• THE PROBLEM:
Reproduce the lines from the beginning of the records through the line containing "camera-count-unwell: 6 cameras: Unwell", inclusive, replacing "Healthy" with "Normal" and leaving everything else unchanged.

Begin

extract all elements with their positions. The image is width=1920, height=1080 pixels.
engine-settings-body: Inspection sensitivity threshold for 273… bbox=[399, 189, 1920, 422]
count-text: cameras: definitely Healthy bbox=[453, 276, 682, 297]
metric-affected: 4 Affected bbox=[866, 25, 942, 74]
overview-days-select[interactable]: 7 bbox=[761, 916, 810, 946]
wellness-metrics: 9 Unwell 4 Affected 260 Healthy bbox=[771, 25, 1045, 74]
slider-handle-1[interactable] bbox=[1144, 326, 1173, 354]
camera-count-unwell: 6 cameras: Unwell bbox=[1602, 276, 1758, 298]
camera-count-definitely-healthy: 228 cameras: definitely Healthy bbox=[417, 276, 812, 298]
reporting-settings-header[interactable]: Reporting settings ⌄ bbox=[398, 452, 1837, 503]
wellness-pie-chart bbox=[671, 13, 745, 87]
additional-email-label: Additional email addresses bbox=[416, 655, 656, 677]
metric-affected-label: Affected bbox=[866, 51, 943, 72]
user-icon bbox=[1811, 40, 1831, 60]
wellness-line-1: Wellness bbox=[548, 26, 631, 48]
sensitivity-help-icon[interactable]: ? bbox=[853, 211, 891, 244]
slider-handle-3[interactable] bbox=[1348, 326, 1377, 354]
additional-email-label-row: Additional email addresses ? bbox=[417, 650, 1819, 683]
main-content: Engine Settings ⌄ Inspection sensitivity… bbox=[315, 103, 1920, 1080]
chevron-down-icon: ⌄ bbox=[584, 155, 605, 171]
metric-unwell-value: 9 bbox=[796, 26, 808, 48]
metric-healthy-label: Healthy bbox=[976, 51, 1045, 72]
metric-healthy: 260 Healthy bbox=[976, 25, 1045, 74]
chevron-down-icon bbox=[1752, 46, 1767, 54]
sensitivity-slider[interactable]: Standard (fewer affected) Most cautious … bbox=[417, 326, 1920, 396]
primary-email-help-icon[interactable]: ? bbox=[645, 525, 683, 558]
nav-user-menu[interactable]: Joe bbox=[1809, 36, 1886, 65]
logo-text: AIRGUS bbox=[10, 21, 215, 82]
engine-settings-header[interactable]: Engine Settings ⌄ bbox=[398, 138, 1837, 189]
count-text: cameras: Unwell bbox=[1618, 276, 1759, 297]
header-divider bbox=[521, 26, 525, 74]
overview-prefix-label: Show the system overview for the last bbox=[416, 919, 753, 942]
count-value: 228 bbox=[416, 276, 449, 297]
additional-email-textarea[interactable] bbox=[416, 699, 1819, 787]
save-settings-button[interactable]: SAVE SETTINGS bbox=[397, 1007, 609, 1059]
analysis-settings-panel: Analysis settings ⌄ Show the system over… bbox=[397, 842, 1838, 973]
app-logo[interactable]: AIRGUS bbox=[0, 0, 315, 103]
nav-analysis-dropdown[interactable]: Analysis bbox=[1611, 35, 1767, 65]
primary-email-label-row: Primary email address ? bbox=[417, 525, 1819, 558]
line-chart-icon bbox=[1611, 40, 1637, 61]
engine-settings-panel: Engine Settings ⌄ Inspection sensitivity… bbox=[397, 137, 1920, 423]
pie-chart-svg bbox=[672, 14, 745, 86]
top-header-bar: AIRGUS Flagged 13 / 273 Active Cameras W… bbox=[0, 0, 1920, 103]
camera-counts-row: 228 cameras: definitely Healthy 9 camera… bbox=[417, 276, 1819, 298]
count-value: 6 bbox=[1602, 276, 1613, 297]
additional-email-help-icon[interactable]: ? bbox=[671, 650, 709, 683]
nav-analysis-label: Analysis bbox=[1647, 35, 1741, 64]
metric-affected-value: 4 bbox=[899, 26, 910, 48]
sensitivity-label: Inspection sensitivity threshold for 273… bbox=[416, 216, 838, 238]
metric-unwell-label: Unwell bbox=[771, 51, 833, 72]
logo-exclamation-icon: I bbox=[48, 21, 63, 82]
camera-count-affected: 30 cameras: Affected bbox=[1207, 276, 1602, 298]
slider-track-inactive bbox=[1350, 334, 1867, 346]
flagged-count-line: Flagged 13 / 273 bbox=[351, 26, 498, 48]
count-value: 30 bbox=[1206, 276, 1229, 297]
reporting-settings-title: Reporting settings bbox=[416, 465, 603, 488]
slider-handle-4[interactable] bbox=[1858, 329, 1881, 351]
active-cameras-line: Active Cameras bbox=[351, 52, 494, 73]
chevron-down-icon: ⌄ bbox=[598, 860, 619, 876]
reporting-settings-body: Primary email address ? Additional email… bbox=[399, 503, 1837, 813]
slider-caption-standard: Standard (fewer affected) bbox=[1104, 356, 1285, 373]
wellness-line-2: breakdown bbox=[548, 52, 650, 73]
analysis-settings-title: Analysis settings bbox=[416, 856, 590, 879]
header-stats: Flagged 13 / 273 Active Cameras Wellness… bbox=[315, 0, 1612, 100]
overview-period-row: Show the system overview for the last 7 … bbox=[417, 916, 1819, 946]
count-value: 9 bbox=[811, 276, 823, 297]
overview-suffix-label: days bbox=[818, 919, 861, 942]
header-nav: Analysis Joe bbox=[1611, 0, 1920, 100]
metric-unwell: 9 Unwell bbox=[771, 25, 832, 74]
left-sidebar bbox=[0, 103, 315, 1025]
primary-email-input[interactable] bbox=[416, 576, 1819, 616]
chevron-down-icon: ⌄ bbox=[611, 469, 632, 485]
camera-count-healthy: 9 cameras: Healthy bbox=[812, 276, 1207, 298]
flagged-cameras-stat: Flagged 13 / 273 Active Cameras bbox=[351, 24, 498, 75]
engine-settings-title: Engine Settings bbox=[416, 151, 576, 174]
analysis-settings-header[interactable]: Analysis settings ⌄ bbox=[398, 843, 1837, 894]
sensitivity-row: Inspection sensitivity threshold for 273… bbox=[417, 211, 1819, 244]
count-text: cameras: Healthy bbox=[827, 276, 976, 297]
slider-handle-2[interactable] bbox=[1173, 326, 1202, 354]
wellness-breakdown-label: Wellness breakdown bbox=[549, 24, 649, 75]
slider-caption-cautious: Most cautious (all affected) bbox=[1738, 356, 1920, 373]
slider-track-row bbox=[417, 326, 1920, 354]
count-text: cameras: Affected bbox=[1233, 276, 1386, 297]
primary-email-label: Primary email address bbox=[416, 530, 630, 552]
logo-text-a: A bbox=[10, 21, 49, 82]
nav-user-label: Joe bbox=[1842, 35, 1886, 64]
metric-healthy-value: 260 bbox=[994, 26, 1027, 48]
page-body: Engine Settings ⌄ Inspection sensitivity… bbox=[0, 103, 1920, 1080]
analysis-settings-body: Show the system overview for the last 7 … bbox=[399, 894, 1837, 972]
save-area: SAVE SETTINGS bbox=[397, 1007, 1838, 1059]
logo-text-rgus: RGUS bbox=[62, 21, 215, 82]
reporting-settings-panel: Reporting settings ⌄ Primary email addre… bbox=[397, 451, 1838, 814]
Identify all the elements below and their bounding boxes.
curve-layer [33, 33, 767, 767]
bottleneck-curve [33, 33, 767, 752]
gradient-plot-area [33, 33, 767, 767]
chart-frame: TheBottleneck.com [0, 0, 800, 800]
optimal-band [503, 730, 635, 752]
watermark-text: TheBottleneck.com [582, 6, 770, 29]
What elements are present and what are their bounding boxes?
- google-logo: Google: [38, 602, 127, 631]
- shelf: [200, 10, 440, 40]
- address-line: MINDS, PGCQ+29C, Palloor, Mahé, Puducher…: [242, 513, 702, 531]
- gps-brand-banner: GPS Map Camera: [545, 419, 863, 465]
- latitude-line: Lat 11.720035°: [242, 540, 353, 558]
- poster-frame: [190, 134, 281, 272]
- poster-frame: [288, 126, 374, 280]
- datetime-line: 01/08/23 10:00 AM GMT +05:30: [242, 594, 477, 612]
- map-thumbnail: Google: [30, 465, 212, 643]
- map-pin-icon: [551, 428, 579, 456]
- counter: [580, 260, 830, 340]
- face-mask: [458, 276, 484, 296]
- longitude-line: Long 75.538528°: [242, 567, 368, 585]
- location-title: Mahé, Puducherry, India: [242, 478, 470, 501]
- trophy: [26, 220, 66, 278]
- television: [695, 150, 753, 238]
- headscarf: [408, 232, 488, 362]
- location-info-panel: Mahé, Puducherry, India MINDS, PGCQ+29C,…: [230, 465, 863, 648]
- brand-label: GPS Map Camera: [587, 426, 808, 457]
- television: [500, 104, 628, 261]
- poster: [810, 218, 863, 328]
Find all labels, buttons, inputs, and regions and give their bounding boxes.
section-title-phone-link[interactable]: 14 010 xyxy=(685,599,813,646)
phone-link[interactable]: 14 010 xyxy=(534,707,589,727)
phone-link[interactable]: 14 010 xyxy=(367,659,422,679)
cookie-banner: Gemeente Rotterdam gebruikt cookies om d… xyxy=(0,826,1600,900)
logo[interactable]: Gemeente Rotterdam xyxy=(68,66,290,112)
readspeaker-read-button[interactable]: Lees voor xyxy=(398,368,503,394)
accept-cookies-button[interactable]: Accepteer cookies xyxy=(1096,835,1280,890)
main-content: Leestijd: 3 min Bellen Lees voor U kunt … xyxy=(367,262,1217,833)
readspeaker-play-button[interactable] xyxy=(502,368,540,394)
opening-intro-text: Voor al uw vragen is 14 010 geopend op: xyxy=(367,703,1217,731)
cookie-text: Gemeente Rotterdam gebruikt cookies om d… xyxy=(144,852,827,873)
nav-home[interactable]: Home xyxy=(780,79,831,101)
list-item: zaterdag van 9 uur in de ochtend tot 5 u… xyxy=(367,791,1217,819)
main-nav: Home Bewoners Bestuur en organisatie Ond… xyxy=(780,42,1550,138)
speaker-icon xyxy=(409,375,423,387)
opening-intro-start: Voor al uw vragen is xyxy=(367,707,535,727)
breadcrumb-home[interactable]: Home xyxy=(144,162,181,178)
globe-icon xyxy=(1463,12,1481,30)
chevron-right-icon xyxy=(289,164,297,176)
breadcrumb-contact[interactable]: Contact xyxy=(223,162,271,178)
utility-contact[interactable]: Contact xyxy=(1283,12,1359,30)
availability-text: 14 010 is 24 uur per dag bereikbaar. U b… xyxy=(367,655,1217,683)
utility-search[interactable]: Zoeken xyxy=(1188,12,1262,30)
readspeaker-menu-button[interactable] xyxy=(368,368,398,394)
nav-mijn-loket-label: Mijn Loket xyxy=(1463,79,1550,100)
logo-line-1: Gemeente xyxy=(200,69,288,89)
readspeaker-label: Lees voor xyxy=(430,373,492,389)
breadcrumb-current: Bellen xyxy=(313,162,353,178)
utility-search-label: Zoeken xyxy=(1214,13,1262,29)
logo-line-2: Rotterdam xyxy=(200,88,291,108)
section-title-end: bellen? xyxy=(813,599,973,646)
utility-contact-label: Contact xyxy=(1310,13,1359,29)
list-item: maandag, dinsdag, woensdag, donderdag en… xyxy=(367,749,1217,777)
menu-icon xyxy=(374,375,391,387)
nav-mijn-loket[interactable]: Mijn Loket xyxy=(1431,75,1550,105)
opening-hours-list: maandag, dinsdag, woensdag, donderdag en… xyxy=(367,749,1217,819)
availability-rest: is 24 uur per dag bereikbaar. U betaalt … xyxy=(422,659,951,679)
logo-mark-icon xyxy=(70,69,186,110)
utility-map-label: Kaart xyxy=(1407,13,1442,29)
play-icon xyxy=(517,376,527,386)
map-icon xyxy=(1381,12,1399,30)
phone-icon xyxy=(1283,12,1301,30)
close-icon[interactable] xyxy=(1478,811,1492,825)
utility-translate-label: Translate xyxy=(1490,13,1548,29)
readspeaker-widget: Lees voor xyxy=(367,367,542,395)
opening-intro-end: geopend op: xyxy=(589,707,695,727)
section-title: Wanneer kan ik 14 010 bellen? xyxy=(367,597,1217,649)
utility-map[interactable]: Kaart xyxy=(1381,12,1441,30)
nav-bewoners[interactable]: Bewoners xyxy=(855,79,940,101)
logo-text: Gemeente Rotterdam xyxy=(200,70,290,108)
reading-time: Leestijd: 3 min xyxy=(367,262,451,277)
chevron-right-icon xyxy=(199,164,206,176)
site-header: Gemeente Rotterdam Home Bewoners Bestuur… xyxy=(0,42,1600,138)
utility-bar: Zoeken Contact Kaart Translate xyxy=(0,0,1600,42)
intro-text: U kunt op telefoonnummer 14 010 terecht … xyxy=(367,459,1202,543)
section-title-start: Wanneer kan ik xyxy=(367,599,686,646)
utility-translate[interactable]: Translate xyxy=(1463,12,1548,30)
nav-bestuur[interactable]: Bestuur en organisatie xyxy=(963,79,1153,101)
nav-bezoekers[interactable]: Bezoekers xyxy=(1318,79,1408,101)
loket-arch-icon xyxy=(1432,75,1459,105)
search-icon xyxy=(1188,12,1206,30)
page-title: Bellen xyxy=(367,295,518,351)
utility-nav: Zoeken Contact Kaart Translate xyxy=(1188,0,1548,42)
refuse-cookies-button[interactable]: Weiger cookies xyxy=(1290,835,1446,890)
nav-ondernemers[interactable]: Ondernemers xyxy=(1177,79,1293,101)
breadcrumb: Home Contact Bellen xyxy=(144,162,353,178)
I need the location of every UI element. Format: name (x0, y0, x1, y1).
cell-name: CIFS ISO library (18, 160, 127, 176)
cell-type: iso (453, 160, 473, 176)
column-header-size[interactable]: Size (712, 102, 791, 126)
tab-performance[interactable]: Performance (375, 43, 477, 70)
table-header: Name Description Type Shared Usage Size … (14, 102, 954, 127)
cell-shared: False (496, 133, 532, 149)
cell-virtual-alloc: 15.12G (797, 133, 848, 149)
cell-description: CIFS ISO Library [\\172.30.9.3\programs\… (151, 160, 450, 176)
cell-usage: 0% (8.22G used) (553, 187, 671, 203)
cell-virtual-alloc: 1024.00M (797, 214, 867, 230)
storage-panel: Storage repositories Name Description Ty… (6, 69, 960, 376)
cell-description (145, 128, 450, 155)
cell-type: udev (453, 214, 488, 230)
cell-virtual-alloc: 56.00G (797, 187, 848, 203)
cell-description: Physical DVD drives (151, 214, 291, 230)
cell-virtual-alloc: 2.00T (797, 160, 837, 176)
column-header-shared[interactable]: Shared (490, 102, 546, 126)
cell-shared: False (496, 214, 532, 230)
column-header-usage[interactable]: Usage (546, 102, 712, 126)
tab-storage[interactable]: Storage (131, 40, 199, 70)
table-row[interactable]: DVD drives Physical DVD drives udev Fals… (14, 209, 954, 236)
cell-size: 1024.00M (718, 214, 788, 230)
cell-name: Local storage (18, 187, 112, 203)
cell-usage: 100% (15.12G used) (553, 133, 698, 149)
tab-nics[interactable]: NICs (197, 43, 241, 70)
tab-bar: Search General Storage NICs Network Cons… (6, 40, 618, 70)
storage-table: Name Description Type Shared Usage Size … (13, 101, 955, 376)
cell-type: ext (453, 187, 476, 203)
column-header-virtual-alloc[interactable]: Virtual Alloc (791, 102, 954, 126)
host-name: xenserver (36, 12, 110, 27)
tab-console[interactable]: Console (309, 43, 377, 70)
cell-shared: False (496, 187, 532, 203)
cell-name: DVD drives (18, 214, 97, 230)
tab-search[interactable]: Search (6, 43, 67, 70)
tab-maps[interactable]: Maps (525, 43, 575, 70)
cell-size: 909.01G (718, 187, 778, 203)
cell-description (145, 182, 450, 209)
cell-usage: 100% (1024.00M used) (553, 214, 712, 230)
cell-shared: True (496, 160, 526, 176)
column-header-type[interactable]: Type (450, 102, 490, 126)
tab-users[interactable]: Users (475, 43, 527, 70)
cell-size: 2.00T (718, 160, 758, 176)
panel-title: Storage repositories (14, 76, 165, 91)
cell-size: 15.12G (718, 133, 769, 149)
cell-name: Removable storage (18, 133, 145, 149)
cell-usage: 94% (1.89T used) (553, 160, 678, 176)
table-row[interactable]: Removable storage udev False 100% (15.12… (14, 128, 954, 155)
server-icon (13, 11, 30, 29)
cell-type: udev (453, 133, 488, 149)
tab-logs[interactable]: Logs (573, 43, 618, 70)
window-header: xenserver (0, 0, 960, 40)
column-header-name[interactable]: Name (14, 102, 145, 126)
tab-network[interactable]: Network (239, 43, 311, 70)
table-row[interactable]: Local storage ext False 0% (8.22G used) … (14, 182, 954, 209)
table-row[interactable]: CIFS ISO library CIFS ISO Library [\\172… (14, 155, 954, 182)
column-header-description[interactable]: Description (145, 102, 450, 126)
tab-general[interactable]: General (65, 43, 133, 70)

End

• RESULT OF THIS EXERCISE:
extract all elements with their positions. The image is width=1920, height=1080 pixels.
engine-settings-body: Inspection sensitivity threshold for 273… bbox=[399, 189, 1920, 422]
count-text: cameras: definitely Normal bbox=[453, 276, 682, 297]
metric-affected: 4 Affected bbox=[866, 25, 942, 74]
overview-days-select[interactable]: 7 bbox=[761, 916, 810, 946]
wellness-metrics: 9 Unwell 4 Affected 260 Normal bbox=[771, 25, 1045, 74]
slider-handle-1[interactable] bbox=[1144, 326, 1173, 354]
camera-count-unwell: 6 cameras: Unwell bbox=[1602, 276, 1758, 298]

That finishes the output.